What is being asked: Count every line that holds the string "parapet", and report the number alone.

Data section:
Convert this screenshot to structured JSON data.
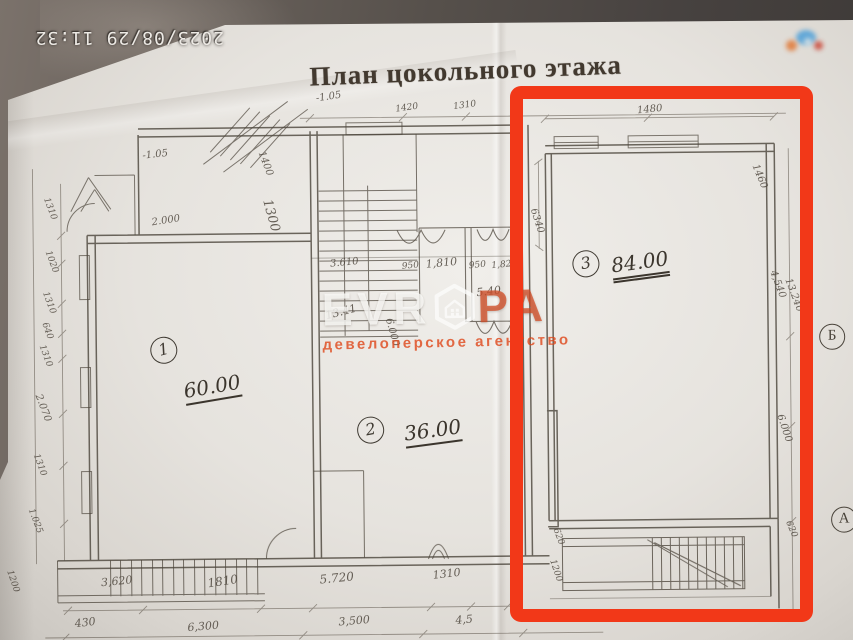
{
  "camera": {
    "timestamp": "2023/08/29  11:32"
  },
  "plan": {
    "title": "План цокольного этажа",
    "rooms": [
      {
        "number": "1",
        "area": "60.00"
      },
      {
        "number": "2",
        "area": "36.00"
      },
      {
        "number": "3",
        "area": "84.00"
      }
    ],
    "axis_markers": [
      "Б",
      "А"
    ],
    "dimensions": [
      {
        "t": "1420",
        "x": 409,
        "y": 108,
        "r": -7,
        "f": 9
      },
      {
        "t": "1310",
        "x": 467,
        "y": 106,
        "r": -7,
        "f": 9
      },
      {
        "t": "1480",
        "x": 652,
        "y": 112,
        "r": -5,
        "f": 10
      },
      {
        "t": "1460",
        "x": 761,
        "y": 180,
        "r": 68,
        "f": 10
      },
      {
        "t": "6340",
        "x": 538,
        "y": 222,
        "r": 73,
        "f": 10
      },
      {
        "t": "-1.05",
        "x": 331,
        "y": 96,
        "r": -8,
        "f": 10
      },
      {
        "t": "-1.05",
        "x": 157,
        "y": 152,
        "r": -6,
        "f": 10
      },
      {
        "t": "1400",
        "x": 267,
        "y": 162,
        "r": 70,
        "f": 10
      },
      {
        "t": "1300",
        "x": 272,
        "y": 214,
        "r": 75,
        "f": 13
      },
      {
        "t": "2.000",
        "x": 167,
        "y": 218,
        "r": -8,
        "f": 10
      },
      {
        "t": "1310",
        "x": 51,
        "y": 205,
        "r": 70,
        "f": 9
      },
      {
        "t": "1020",
        "x": 52,
        "y": 258,
        "r": 70,
        "f": 9
      },
      {
        "t": "1310",
        "x": 49,
        "y": 299,
        "r": 70,
        "f": 9
      },
      {
        "t": "640",
        "x": 47,
        "y": 327,
        "r": 70,
        "f": 9
      },
      {
        "t": "1310",
        "x": 45,
        "y": 352,
        "r": 70,
        "f": 9
      },
      {
        "t": "2.070",
        "x": 42,
        "y": 404,
        "r": 70,
        "f": 10
      },
      {
        "t": "1310",
        "x": 38,
        "y": 461,
        "r": 70,
        "f": 9
      },
      {
        "t": "1.025",
        "x": 33,
        "y": 517,
        "r": 70,
        "f": 9
      },
      {
        "t": "1200",
        "x": 10,
        "y": 577,
        "r": 72,
        "f": 9
      },
      {
        "t": "3.610",
        "x": 345,
        "y": 262,
        "r": -5,
        "f": 10
      },
      {
        "t": "950",
        "x": 411,
        "y": 266,
        "r": -5,
        "f": 9
      },
      {
        "t": "1,810",
        "x": 442,
        "y": 263,
        "r": -5,
        "f": 11
      },
      {
        "t": "950",
        "x": 478,
        "y": 266,
        "r": -5,
        "f": 9
      },
      {
        "t": "1,82",
        "x": 502,
        "y": 266,
        "r": -5,
        "f": 9
      },
      {
        "t": "5.40",
        "x": 489,
        "y": 292,
        "r": -6,
        "f": 11
      },
      {
        "t": "13.41",
        "x": 341,
        "y": 311,
        "r": -14,
        "f": 11
      },
      {
        "t": "6.000",
        "x": 392,
        "y": 332,
        "r": 75,
        "f": 10
      },
      {
        "t": "4,540",
        "x": 778,
        "y": 288,
        "r": 70,
        "f": 10
      },
      {
        "t": "13.240",
        "x": 794,
        "y": 299,
        "r": 70,
        "f": 10
      },
      {
        "t": "6.000",
        "x": 783,
        "y": 432,
        "r": 72,
        "f": 10
      },
      {
        "t": "620",
        "x": 789,
        "y": 533,
        "r": 68,
        "f": 9
      },
      {
        "t": "620",
        "x": 556,
        "y": 538,
        "r": 70,
        "f": 9
      },
      {
        "t": "1200",
        "x": 553,
        "y": 572,
        "r": 72,
        "f": 9
      },
      {
        "t": "3,620",
        "x": 114,
        "y": 578,
        "r": -5,
        "f": 11
      },
      {
        "t": "1810",
        "x": 220,
        "y": 579,
        "r": -8,
        "f": 12
      },
      {
        "t": "5.720",
        "x": 334,
        "y": 577,
        "r": -5,
        "f": 12
      },
      {
        "t": "1310",
        "x": 444,
        "y": 574,
        "r": -6,
        "f": 11
      },
      {
        "t": "430",
        "x": 82,
        "y": 619,
        "r": -6,
        "f": 11
      },
      {
        "t": "6,300",
        "x": 200,
        "y": 624,
        "r": -4,
        "f": 11
      },
      {
        "t": "3,500",
        "x": 351,
        "y": 620,
        "r": -4,
        "f": 11
      },
      {
        "t": "4,5",
        "x": 461,
        "y": 620,
        "r": -4,
        "f": 11
      }
    ]
  },
  "watermark": {
    "brand_prefix": "EVR",
    "brand_suffix": "PA",
    "logo": "hexagon-house-icon",
    "subtitle": "девелоперское  агентство",
    "accent_color": "#de461a"
  },
  "highlight": {
    "shape": "rectangle",
    "color": "#f23818",
    "marked_room": "3"
  }
}
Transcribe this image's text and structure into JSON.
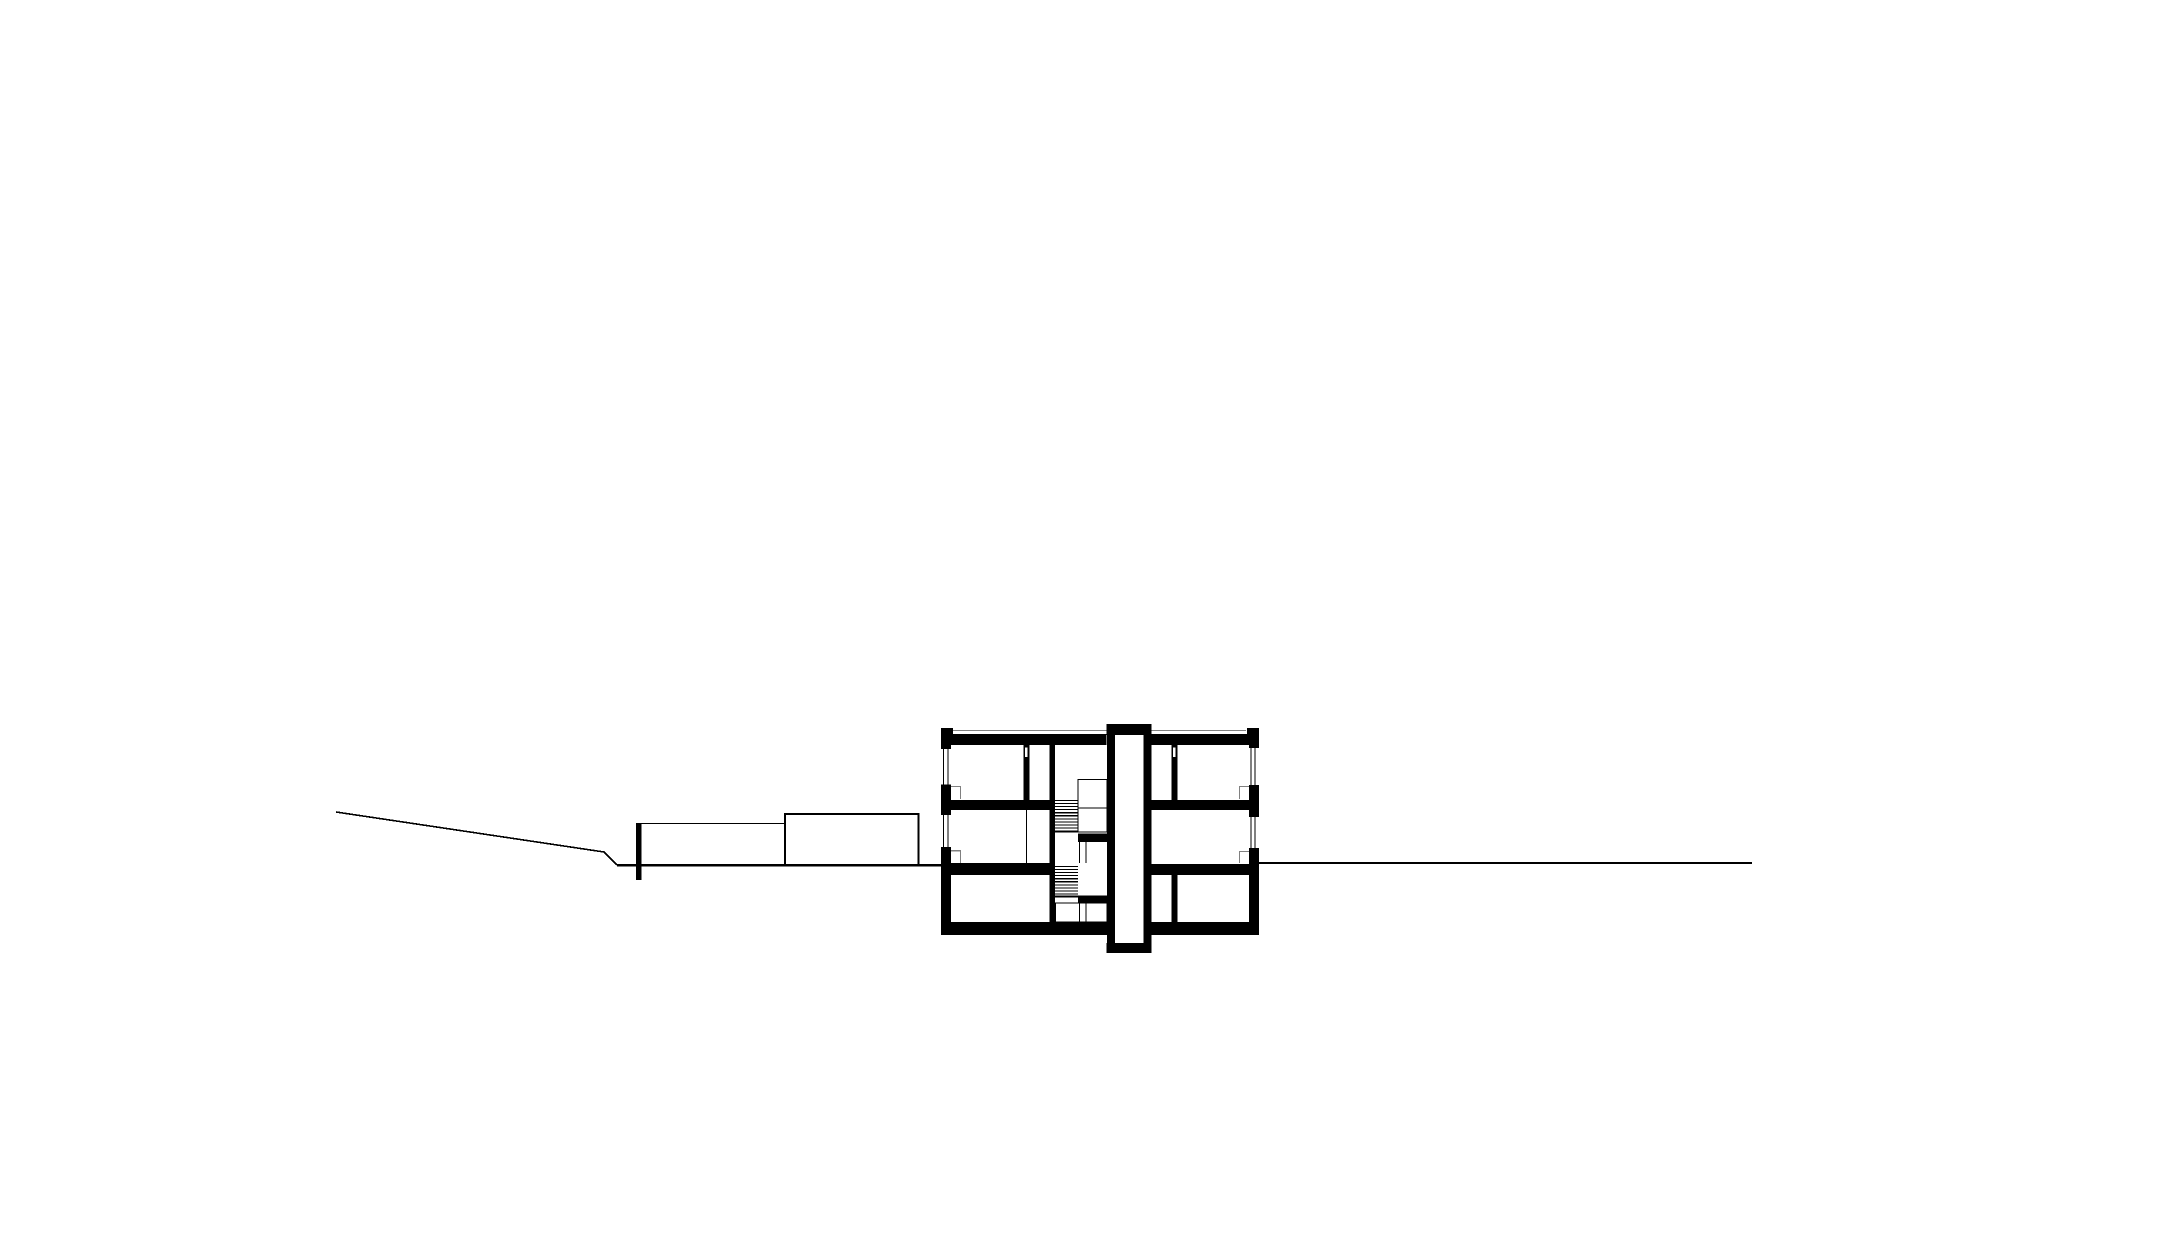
{
  "canvas": {
    "width": 2182,
    "height": 1260
  },
  "palette": {
    "paper": "#ffffff",
    "ink": "#000000",
    "detail": "#808080"
  },
  "drawing": {
    "kind": "architectural-cross-section",
    "elements": [
      {
        "name": "roof-slab-left",
        "kind": "rect",
        "x": 941,
        "y": 734,
        "w": 165.5,
        "h": 11
      },
      {
        "name": "roof-slab-right",
        "kind": "rect",
        "x": 1151.5,
        "y": 734,
        "w": 107.5,
        "h": 11
      },
      {
        "name": "parapet-block-left",
        "kind": "rect",
        "x": 941,
        "y": 728,
        "w": 12,
        "h": 17
      },
      {
        "name": "parapet-block-right",
        "kind": "rect",
        "x": 1247,
        "y": 728,
        "w": 12,
        "h": 17
      },
      {
        "name": "exterior-wall-left",
        "kind": "rect",
        "x": 941,
        "y": 745,
        "w": 10,
        "h": 190
      },
      {
        "name": "exterior-wall-right",
        "kind": "rect",
        "x": 1249,
        "y": 745,
        "w": 10,
        "h": 190
      },
      {
        "name": "foundation-slab-left",
        "kind": "rect",
        "x": 941,
        "y": 922,
        "w": 174,
        "h": 13
      },
      {
        "name": "foundation-slab-right",
        "kind": "rect",
        "x": 1143.5,
        "y": 922,
        "w": 115.5,
        "h": 13
      },
      {
        "name": "floor-slab-upper-left",
        "kind": "rect",
        "x": 951,
        "y": 800,
        "w": 104,
        "h": 10
      },
      {
        "name": "floor-slab-upper-right",
        "kind": "rect",
        "x": 1151.5,
        "y": 800,
        "w": 97.5,
        "h": 10
      },
      {
        "name": "ground-slab-left",
        "kind": "rect",
        "x": 951,
        "y": 863,
        "w": 104,
        "h": 12
      },
      {
        "name": "ground-slab-right",
        "kind": "rect",
        "x": 1151.5,
        "y": 864,
        "w": 97.5,
        "h": 11
      },
      {
        "name": "stair-core-wall",
        "kind": "rect",
        "x": 1049.5,
        "y": 745,
        "w": 5.5,
        "h": 177
      },
      {
        "name": "partition-upper-left",
        "kind": "rect",
        "x": 1023.5,
        "y": 745,
        "w": 6,
        "h": 55
      },
      {
        "name": "partition-upper-right",
        "kind": "rect",
        "x": 1171.5,
        "y": 745,
        "w": 6,
        "h": 55
      },
      {
        "name": "partition-basement-right",
        "kind": "rect",
        "x": 1171.5,
        "y": 875,
        "w": 6,
        "h": 47
      },
      {
        "name": "shaft-head",
        "kind": "rect",
        "x": 1106.5,
        "y": 724,
        "w": 45,
        "h": 11
      },
      {
        "name": "shaft-wall-left",
        "kind": "rect",
        "x": 1107,
        "y": 735,
        "w": 8,
        "h": 208
      },
      {
        "name": "shaft-wall-right",
        "kind": "rect",
        "x": 1143.5,
        "y": 735,
        "w": 8,
        "h": 208
      },
      {
        "name": "shaft-pit-slab",
        "kind": "rect",
        "x": 1106.5,
        "y": 943,
        "w": 45,
        "h": 10
      },
      {
        "name": "window-left-upper-opening",
        "kind": "rect",
        "x": 941,
        "y": 749,
        "w": 10,
        "h": 35.5,
        "fill": "paper"
      },
      {
        "name": "window-left-upper-glass-1",
        "kind": "line",
        "x1": 943.6,
        "y1": 749,
        "x2": 943.6,
        "y2": 784.5,
        "sw": 1
      },
      {
        "name": "window-left-upper-glass-2",
        "kind": "line",
        "x1": 948,
        "y1": 749,
        "x2": 948,
        "y2": 784.5,
        "sw": 1
      },
      {
        "name": "window-left-lower-opening",
        "kind": "rect",
        "x": 941,
        "y": 815,
        "w": 10,
        "h": 32,
        "fill": "paper"
      },
      {
        "name": "window-left-lower-glass-1",
        "kind": "line",
        "x1": 943.6,
        "y1": 815,
        "x2": 943.6,
        "y2": 847,
        "sw": 1
      },
      {
        "name": "window-left-lower-glass-2",
        "kind": "line",
        "x1": 948,
        "y1": 815,
        "x2": 948,
        "y2": 847,
        "sw": 1
      },
      {
        "name": "window-right-upper-opening",
        "kind": "rect",
        "x": 1249,
        "y": 748,
        "w": 10,
        "h": 37,
        "fill": "paper"
      },
      {
        "name": "window-right-upper-glass-1",
        "kind": "line",
        "x1": 1250.8,
        "y1": 748,
        "x2": 1250.8,
        "y2": 785,
        "sw": 1
      },
      {
        "name": "window-right-upper-glass-2",
        "kind": "line",
        "x1": 1255.2,
        "y1": 748,
        "x2": 1255.2,
        "y2": 785,
        "sw": 1
      },
      {
        "name": "window-right-lower-opening",
        "kind": "rect",
        "x": 1249,
        "y": 817,
        "w": 10,
        "h": 31,
        "fill": "paper"
      },
      {
        "name": "window-right-lower-glass-1",
        "kind": "line",
        "x1": 1250.8,
        "y1": 817,
        "x2": 1250.8,
        "y2": 848,
        "sw": 1
      },
      {
        "name": "window-right-lower-glass-2",
        "kind": "line",
        "x1": 1255.2,
        "y1": 817,
        "x2": 1255.2,
        "y2": 848,
        "sw": 1
      },
      {
        "name": "door-leaf-upper-left",
        "kind": "orect",
        "x": 1024.5,
        "y": 747,
        "w": 3.5,
        "h": 10.5,
        "sw": 0.9,
        "fill": "paper"
      },
      {
        "name": "door-leaf-upper-right",
        "kind": "orect",
        "x": 1172.5,
        "y": 747,
        "w": 3.5,
        "h": 10.5,
        "sw": 0.9,
        "fill": "paper"
      },
      {
        "name": "stair-upper-flight-treads",
        "kind": "treads",
        "x1": 1055,
        "x2": 1078,
        "y0": 800.5,
        "step": 3.05,
        "n": 11,
        "sw": 1.1
      },
      {
        "name": "stair-upper-landing-box",
        "kind": "orect",
        "x": 1078,
        "y": 779.5,
        "w": 29,
        "h": 52.5,
        "sw": 1.1
      },
      {
        "name": "stair-upper-landing-divider",
        "kind": "line",
        "x1": 1078,
        "y1": 808,
        "x2": 1107,
        "y2": 808,
        "sw": 1.1
      },
      {
        "name": "stair-level-line-first",
        "kind": "line",
        "x1": 1055,
        "y1": 832,
        "x2": 1107,
        "y2": 832,
        "sw": 1.1
      },
      {
        "name": "stair-half-landing-upper",
        "kind": "rect",
        "x": 1078,
        "y": 833.5,
        "w": 29,
        "h": 8
      },
      {
        "name": "stair-mid-rail-line",
        "kind": "line",
        "x1": 1078,
        "y1": 841.5,
        "x2": 1107,
        "y2": 841.5,
        "sw": 1.1
      },
      {
        "name": "stair-mid-post-1",
        "kind": "line",
        "x1": 1079.5,
        "y1": 841.5,
        "x2": 1079.5,
        "y2": 863,
        "sw": 1.1
      },
      {
        "name": "stair-mid-post-2",
        "kind": "line",
        "x1": 1086,
        "y1": 841.5,
        "x2": 1086,
        "y2": 863,
        "sw": 1.1
      },
      {
        "name": "stair-lower-flight-treads",
        "kind": "treads",
        "x1": 1055,
        "x2": 1078,
        "y0": 866.5,
        "step": 3.05,
        "n": 11,
        "sw": 1.1
      },
      {
        "name": "stair-level-line-basement",
        "kind": "line",
        "x1": 1055,
        "y1": 896,
        "x2": 1107,
        "y2": 896,
        "sw": 1.1
      },
      {
        "name": "stair-half-landing-lower",
        "kind": "rect",
        "x": 1078,
        "y": 896,
        "w": 29,
        "h": 7
      },
      {
        "name": "stair-basement-box",
        "kind": "orect",
        "x": 1055.5,
        "y": 903,
        "w": 51.5,
        "h": 19,
        "sw": 1.1
      },
      {
        "name": "stair-basement-post-1",
        "kind": "line",
        "x1": 1079.5,
        "y1": 903,
        "x2": 1079.5,
        "y2": 922,
        "sw": 1.1
      },
      {
        "name": "stair-basement-post-2",
        "kind": "line",
        "x1": 1086,
        "y1": 903,
        "x2": 1086,
        "y2": 922,
        "sw": 1.1
      },
      {
        "name": "partition-middle-left-thin",
        "kind": "line",
        "x1": 1026.5,
        "y1": 810,
        "x2": 1026.5,
        "y2": 863,
        "sw": 1.4
      },
      {
        "name": "roof-edge-line-left",
        "kind": "line",
        "x1": 953,
        "y1": 730.5,
        "x2": 1106.5,
        "y2": 730.5,
        "sw": 1.2,
        "stroke": "detail"
      },
      {
        "name": "roof-edge-line-right",
        "kind": "line",
        "x1": 1151.5,
        "y1": 730.5,
        "x2": 1246,
        "y2": 730.5,
        "sw": 1.2,
        "stroke": "detail"
      },
      {
        "name": "window-reveal-left-upper",
        "kind": "path",
        "d": "M951,786.5 L960.5,786.5 L960.5,799",
        "sw": 1.2,
        "stroke": "detail"
      },
      {
        "name": "window-reveal-left-lower",
        "kind": "path",
        "d": "M951,850.8 L960.5,850.8 L960.5,863",
        "sw": 1.2,
        "stroke": "detail"
      },
      {
        "name": "window-reveal-right-upper",
        "kind": "path",
        "d": "M1249,786.5 L1239.5,786.5 L1239.5,799",
        "sw": 1.2,
        "stroke": "detail"
      },
      {
        "name": "window-reveal-right-lower",
        "kind": "path",
        "d": "M1249,851.5 L1239.5,851.5 L1239.5,863",
        "sw": 1.2,
        "stroke": "detail"
      },
      {
        "name": "terrain-slope-line",
        "kind": "polyline",
        "points": [
          [
            336,
            812
          ],
          [
            604,
            852
          ],
          [
            617,
            865
          ]
        ],
        "sw": 1.6
      },
      {
        "name": "terrain-cut-line-left",
        "kind": "line",
        "x1": 617,
        "y1": 865.3,
        "x2": 941,
        "y2": 865.3,
        "sw": 2.8
      },
      {
        "name": "terrain-line-right",
        "kind": "line",
        "x1": 1259,
        "y1": 863,
        "x2": 1752,
        "y2": 863,
        "sw": 1.8
      },
      {
        "name": "retaining-wall",
        "kind": "rect",
        "x": 636,
        "y": 823,
        "w": 5.5,
        "h": 57
      },
      {
        "name": "annex-roof-line",
        "kind": "line",
        "x1": 641.5,
        "y1": 823.5,
        "x2": 785,
        "y2": 823.5,
        "sw": 1.3
      },
      {
        "name": "annex-outline",
        "kind": "orect",
        "x": 785,
        "y": 814,
        "w": 133.5,
        "h": 51.5,
        "sw": 1.6
      }
    ]
  }
}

Correct output: 2